━━━━━ Task input

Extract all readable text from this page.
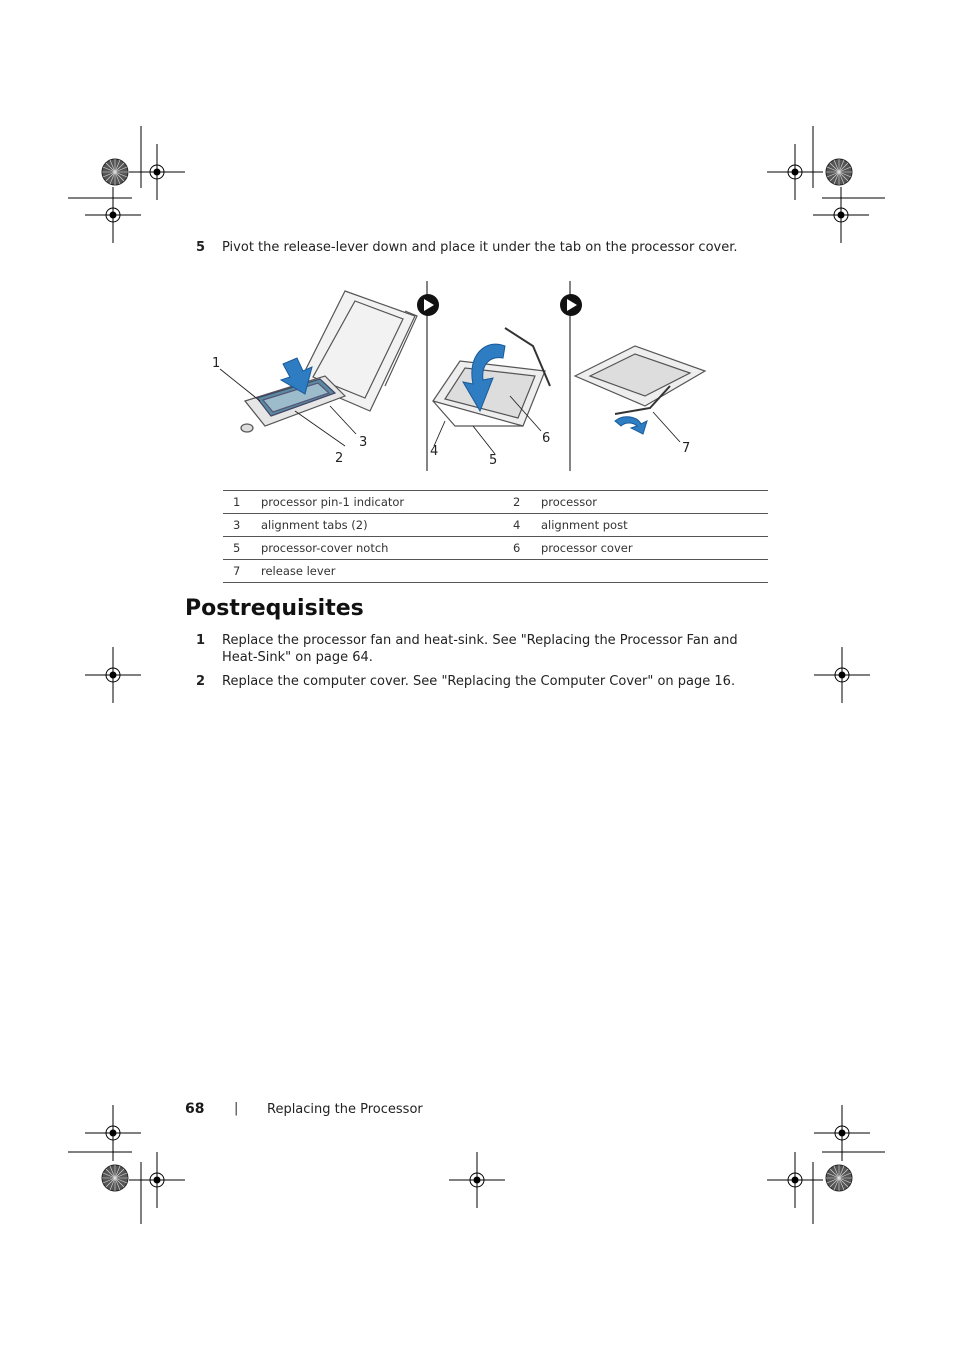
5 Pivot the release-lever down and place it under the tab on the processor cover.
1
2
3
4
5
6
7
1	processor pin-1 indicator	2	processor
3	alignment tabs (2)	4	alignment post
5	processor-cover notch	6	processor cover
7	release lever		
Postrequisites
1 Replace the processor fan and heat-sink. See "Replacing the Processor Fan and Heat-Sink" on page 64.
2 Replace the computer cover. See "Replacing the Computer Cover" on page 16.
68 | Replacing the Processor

━━━━━━━━━━

Given request:
Repeat the records above exactly, omitting every picture.

Worked solution:
Extract all readable text from this page.
5 Pivot the release-lever down and place it under the tab on the processor cover.
1
2
3
4
5
6
7
1	processor pin-1 indicator	2	processor
3	alignment tabs (2)	4	alignment post
5	processor-cover notch	6	processor cover
7	release lever		
Postrequisites
1 Replace the processor fan and heat-sink. See "Replacing the Processor Fan and Heat-Sink" on page 64.
2 Replace the computer cover. See "Replacing the Computer Cover" on page 16.
68 | Replacing the Processor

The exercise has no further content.